* [REQUIREMENTS] Leave out the pictures and transcribe the rest of the records exactly.

* [DATA IN THIS EXERCISE]
========

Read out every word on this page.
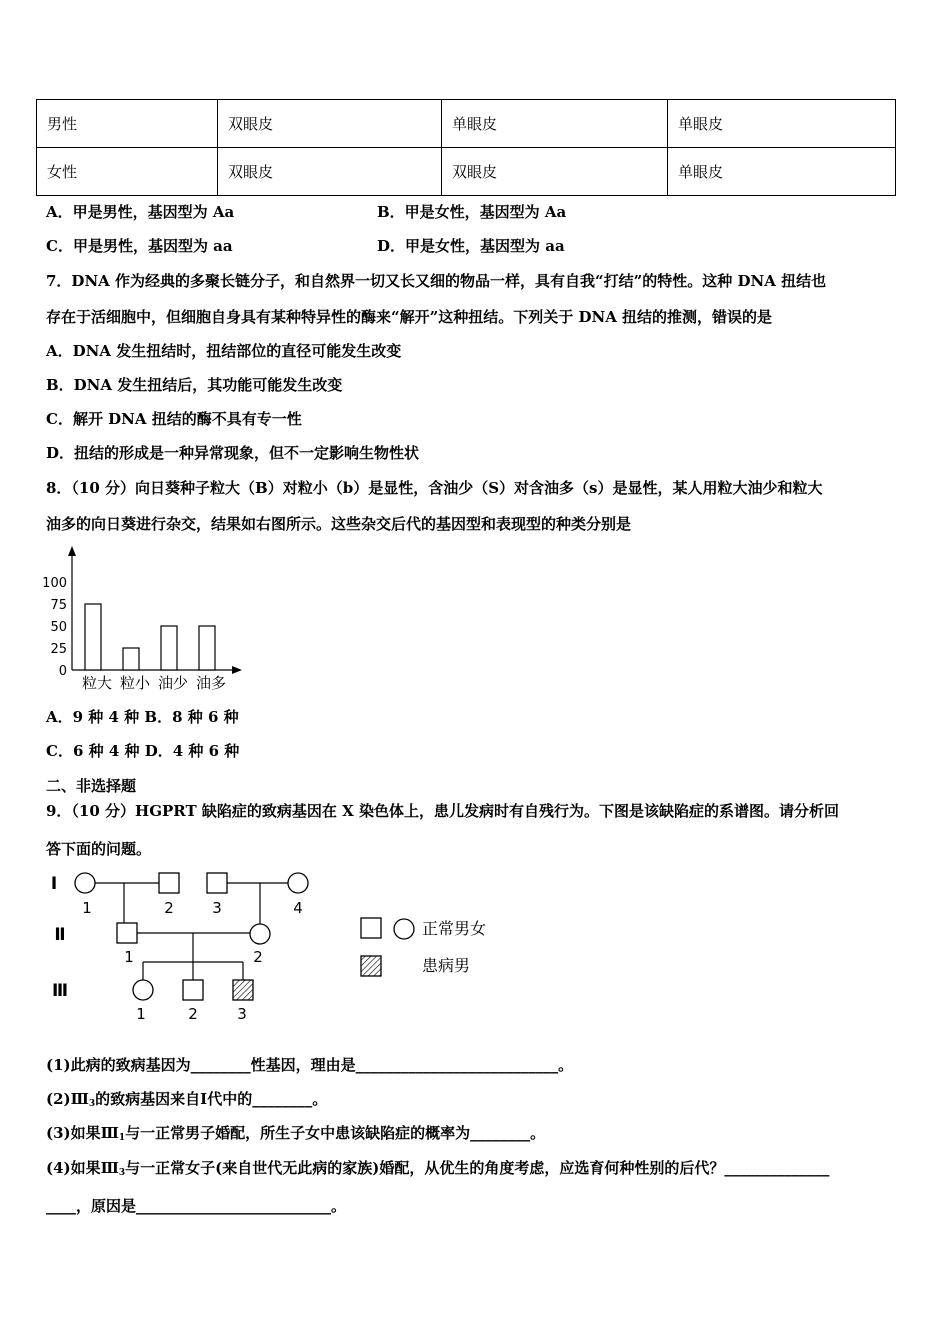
男性	双眼皮	单眼皮	单眼皮
女性	双眼皮	双眼皮	单眼皮
A．甲是男性，基因型为 Aa	B．甲是女性，基因型为 Aa
C．甲是男性，基因型为 aa	D．甲是女性，基因型为 aa
7．DNA 作为经典的多聚长链分子，和自然界一切又长又细的物品一样，具有自我“打结”的特性。这种 DNA 扭结也
存在于活细胞中，但细胞自身具有某种特异性的酶来“解开”这种扭结。下列关于 DNA 扭结的推测，错误的是
A．DNA 发生扭结时，扭结部位的直径可能发生改变
B．DNA 发生扭结后，其功能可能发生改变
C．解开 DNA 扭结的酶不具有专一性
D．扭结的形成是一种异常现象，但不一定影响生物性状
8．（10 分）向日葵种子粒大（B）对粒小（b）是显性，含油少（S）对含油多（s）是显性，某人用粒大油少和粒大
油多的向日葵进行杂交，结果如右图所示。这些杂交后代的基因型和表现型的种类分别是
100
75
50
25
0
粒大 粒小 油少 油多
A．9 种 4 种 B．8 种 6 种
C．6 种 4 种 D．4 种 6 种
二、非选择题
9．（10 分）HGPRT 缺陷症的致病基因在 X 染色体上，患儿发病时有自残行为。下图是该缺陷症的系谱图。请分析回
答下面的问题。
Ⅰ
Ⅱ
Ⅲ
1	2	3	4
1	2
1	2	3
正常男女
患病男
(1)此病的致病基因为________性基因，理由是___________________________。
$(2)Ⅲ_3$的致病基因来自Ⅰ代中的________。
(3)如果$Ⅲ_1$与一正常男子婚配，所生子女中患该缺陷症的概率为________。
(4)如果$Ⅲ_3$与一正常女子(来自世代无此病的家族)婚配，从优生的角度考虑，应选育何种性别的后代？______________
____，原因是__________________________。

========

* [SOLUTION TO THIS TASK]
Read out every word on this page.
男性	双眼皮	单眼皮	单眼皮
女性	双眼皮	双眼皮	单眼皮
A．甲是男性，基因型为 Aa	B．甲是女性，基因型为 Aa
C．甲是男性，基因型为 aa	D．甲是女性，基因型为 aa
7．DNA 作为经典的多聚长链分子，和自然界一切又长又细的物品一样，具有自我“打结”的特性。这种 DNA 扭结也
存在于活细胞中，但细胞自身具有某种特异性的酶来“解开”这种扭结。下列关于 DNA 扭结的推测，错误的是
A．DNA 发生扭结时，扭结部位的直径可能发生改变
B．DNA 发生扭结后，其功能可能发生改变
C．解开 DNA 扭结的酶不具有专一性
D．扭结的形成是一种异常现象，但不一定影响生物性状
8．（10 分）向日葵种子粒大（B）对粒小（b）是显性，含油少（S）对含油多（s）是显性，某人用粒大油少和粒大
油多的向日葵进行杂交，结果如右图所示。这些杂交后代的基因型和表现型的种类分别是
100
75
50
25
0
粒大 粒小 油少 油多
A．9 种 4 种 B．8 种 6 种
C．6 种 4 种 D．4 种 6 种
二、非选择题
9．（10 分）HGPRT 缺陷症的致病基因在 X 染色体上，患儿发病时有自残行为。下图是该缺陷症的系谱图。请分析回
答下面的问题。
Ⅰ
Ⅱ
Ⅲ
1	2	3	4
1	2
1	2	3
正常男女
患病男
(1)此病的致病基因为________性基因，理由是___________________________。
$(2)Ⅲ_3$的致病基因来自Ⅰ代中的________。
(3)如果$Ⅲ_1$与一正常男子婚配，所生子女中患该缺陷症的概率为________。
(4)如果$Ⅲ_3$与一正常女子(来自世代无此病的家族)婚配，从优生的角度考虑，应选育何种性别的后代？______________
____，原因是__________________________。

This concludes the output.